WHAT NEEDS TO BE DONE
Identify the lines containing the word "parents". Copy each one.

──────── PROVIDED DATA

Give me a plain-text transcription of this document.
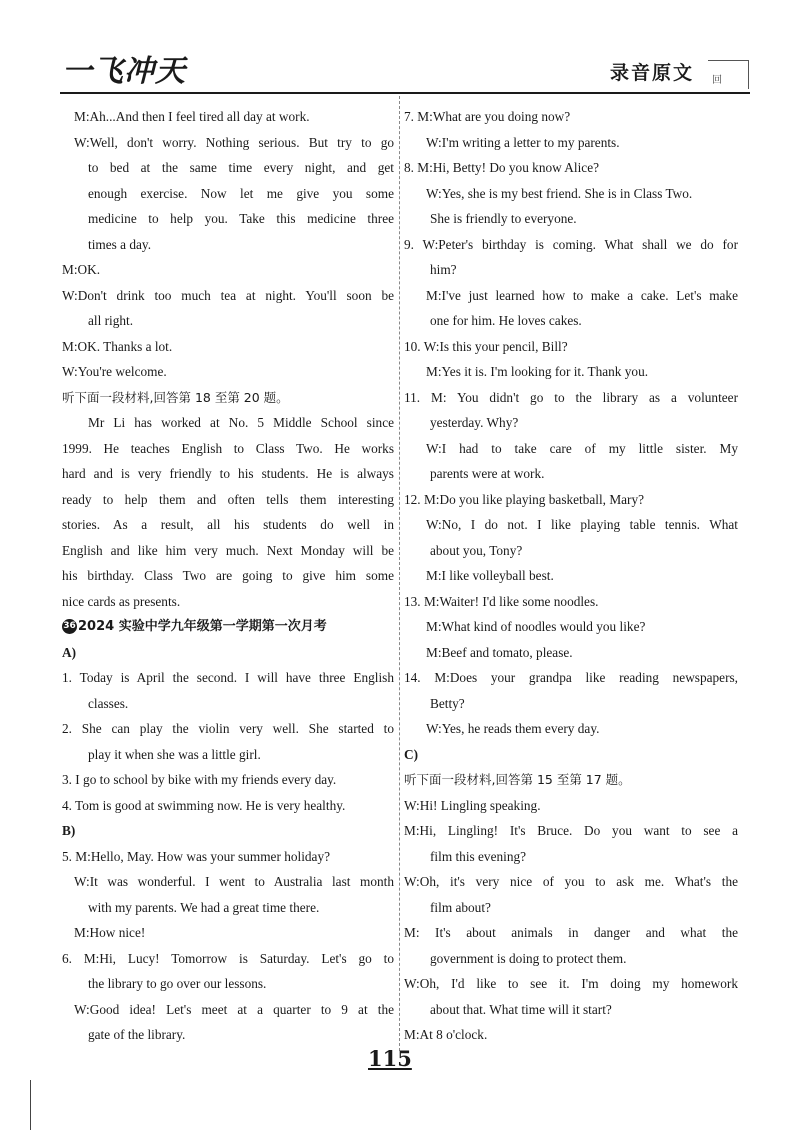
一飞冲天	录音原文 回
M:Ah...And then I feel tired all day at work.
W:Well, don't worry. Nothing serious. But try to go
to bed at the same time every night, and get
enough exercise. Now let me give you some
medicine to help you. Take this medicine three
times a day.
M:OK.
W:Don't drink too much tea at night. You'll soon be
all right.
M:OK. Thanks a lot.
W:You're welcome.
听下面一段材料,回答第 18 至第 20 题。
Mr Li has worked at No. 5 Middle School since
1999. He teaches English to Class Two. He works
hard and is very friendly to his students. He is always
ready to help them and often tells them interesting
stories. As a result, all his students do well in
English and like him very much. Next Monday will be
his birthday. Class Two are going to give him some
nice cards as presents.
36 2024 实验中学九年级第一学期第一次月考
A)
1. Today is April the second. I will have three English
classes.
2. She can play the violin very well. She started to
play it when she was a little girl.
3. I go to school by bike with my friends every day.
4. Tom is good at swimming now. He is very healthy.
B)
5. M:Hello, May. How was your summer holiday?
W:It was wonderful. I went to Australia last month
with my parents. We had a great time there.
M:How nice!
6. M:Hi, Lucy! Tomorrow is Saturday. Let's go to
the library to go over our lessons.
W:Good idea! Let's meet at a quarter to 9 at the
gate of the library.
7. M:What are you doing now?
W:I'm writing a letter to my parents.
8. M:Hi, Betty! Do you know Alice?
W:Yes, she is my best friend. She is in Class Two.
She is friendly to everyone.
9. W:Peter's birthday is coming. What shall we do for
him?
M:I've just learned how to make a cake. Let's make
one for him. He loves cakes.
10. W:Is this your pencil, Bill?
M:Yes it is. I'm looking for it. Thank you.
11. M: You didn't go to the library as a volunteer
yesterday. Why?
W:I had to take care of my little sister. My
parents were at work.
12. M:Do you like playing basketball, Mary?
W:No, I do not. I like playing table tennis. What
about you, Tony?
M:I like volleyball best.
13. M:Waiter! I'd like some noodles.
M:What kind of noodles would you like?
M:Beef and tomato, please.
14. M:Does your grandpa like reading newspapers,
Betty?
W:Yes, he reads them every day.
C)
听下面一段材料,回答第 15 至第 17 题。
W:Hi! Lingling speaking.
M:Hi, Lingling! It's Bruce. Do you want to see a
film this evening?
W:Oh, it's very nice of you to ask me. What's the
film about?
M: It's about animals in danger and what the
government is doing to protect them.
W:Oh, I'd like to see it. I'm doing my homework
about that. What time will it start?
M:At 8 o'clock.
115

────────────────
──────── PROVIDED DATA

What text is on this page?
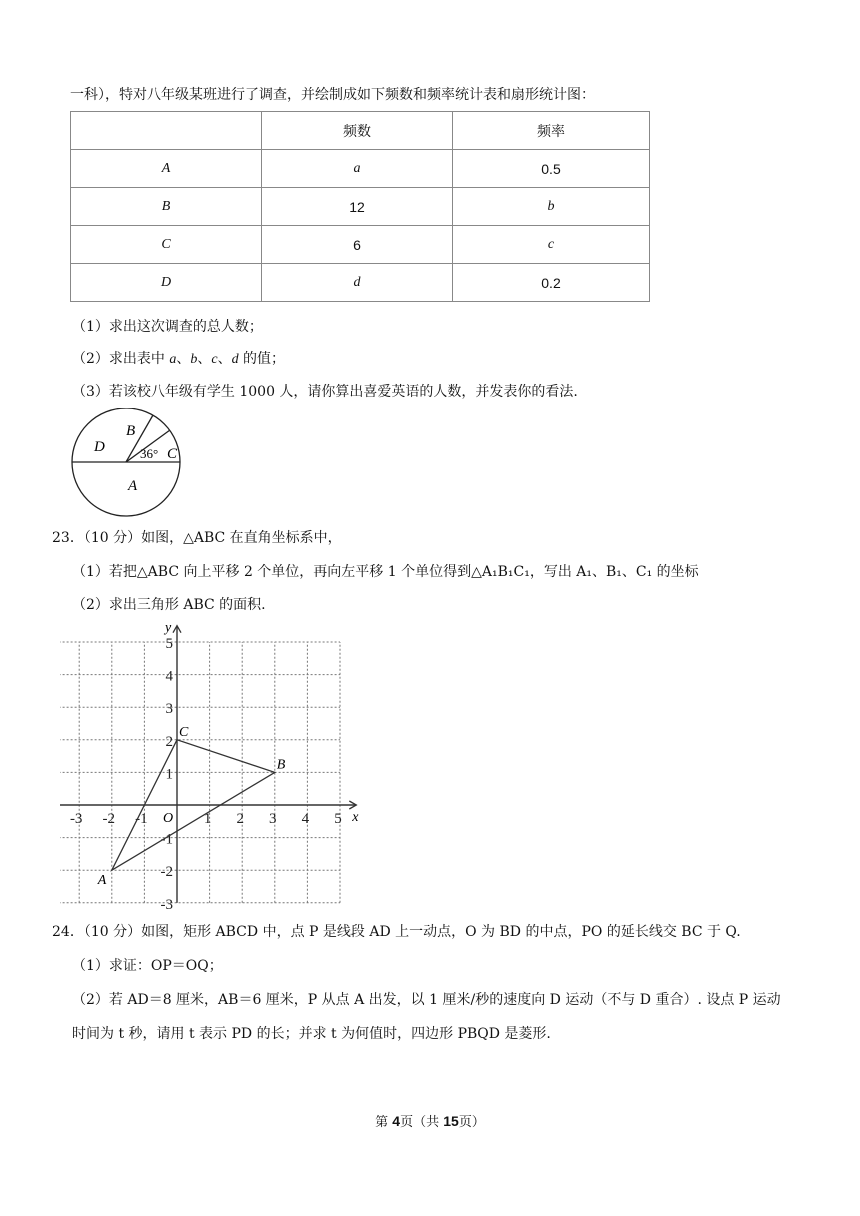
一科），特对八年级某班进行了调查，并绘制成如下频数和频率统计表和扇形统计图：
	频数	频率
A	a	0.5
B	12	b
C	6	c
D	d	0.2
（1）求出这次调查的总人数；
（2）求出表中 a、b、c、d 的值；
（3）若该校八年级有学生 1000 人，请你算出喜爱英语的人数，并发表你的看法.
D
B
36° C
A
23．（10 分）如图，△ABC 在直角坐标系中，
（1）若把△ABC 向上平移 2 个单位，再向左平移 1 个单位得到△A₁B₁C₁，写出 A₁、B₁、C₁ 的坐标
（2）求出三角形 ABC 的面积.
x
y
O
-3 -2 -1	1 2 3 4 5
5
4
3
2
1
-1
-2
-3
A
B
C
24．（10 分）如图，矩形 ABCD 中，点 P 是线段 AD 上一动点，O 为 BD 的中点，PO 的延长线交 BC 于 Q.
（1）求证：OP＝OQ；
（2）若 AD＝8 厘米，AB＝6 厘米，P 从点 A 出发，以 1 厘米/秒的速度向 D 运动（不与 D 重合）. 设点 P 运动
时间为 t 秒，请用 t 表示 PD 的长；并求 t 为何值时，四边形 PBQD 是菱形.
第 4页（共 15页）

────────────────

SOLUTION TO THIS EXERCISE
with my parents. We had a great time there.
W:I'm writing a letter to my parents.
parents were at work.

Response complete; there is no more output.